# Problem
Output every line of the data exactly as it appears.

Start of Dataset content

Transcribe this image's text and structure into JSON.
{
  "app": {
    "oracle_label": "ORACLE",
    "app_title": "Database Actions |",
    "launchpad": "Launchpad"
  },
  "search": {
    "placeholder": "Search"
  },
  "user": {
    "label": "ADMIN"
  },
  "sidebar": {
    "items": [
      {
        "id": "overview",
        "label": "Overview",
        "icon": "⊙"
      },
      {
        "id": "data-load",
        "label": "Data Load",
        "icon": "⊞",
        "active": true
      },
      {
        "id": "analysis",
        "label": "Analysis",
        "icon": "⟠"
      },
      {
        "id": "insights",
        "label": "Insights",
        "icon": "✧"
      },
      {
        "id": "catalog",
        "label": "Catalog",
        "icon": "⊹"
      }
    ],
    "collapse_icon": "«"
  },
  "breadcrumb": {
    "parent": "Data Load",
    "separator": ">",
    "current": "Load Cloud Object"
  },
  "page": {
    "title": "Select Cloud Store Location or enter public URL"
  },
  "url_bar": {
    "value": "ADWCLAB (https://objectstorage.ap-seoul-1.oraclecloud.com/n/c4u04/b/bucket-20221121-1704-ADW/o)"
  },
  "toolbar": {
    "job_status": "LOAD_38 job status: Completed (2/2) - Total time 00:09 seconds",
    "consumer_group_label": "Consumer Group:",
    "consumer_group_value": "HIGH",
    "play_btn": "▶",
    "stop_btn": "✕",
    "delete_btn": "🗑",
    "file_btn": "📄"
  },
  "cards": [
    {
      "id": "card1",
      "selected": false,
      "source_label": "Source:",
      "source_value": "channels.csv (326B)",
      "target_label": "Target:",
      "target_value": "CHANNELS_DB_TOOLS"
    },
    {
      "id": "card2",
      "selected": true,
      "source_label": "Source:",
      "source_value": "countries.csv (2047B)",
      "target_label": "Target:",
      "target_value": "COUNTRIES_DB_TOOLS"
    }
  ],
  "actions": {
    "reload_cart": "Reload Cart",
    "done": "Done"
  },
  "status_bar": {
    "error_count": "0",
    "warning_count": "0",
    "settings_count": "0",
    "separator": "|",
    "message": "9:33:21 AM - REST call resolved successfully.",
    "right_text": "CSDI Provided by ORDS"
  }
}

End of Dataset content

# The solution
Transcribe this image's text and structure into JSON.
{
  "app": {
    "oracle_label": "ORACLE",
    "app_title": "Database Actions |",
    "launchpad": "Launchpad"
  },
  "search": {
    "placeholder": "Search"
  },
  "user": {
    "label": "ADMIN"
  },
  "sidebar": {
    "items": [
      {
        "id": "overview",
        "label": "Overview",
        "icon": "⊙"
      },
      {
        "id": "data-load",
        "label": "Data Load",
        "icon": "⊞",
        "active": true
      },
      {
        "id": "analysis",
        "label": "Analysis",
        "icon": "⟠"
      },
      {
        "id": "insights",
        "label": "Insights",
        "icon": "✧"
      },
      {
        "id": "catalog",
        "label": "Catalog",
        "icon": "⊹"
      }
    ],
    "collapse_icon": "«"
  },
  "breadcrumb": {
    "parent": "Data Load",
    "separator": ">",
    "current": "Load Cloud Object"
  },
  "page": {
    "title": "Select Cloud Store Location or enter public URL"
  },
  "url_bar": {
    "value": "ADWCLAB (https://objectstorage.ap-seoul-1.oraclecloud.com/n/c4u04/b/bucket-20221121-1704-ADW/o)"
  },
  "toolbar": {
    "job_status": "LOAD_38 job status: Completed (2/2) - Total time 00:09 seconds",
    "consumer_group_label": "Consumer Group:",
    "consumer_group_value": "HIGH",
    "play_btn": "▶",
    "stop_btn": "✕",
    "delete_btn": "🗑",
    "file_btn": "📄"
  },
  "cards": [
    {
      "id": "card1",
      "selected": false,
      "source_label": "Source:",
      "source_value": "channels.csv (326B)",
      "target_label": "Target:",
      "target_value": "CHANNELS_DB_TOOLS"
    },
    {
      "id": "card2",
      "selected": true,
      "source_label": "Source:",
      "source_value": "countries.csv (2047B)",
      "target_label": "Target:",
      "target_value": "COUNTRIES_DB_TOOLS"
    }
  ],
  "actions": {
    "reload_cart": "Reload Cart",
    "done": "Done"
  },
  "status_bar": {
    "error_count": "0",
    "warning_count": "0",
    "settings_count": "0",
    "separator": "|",
    "message": "9:33:21 AM - REST call resolved successfully.",
    "right_text": "CSDI Provided by ORDS"
  }
}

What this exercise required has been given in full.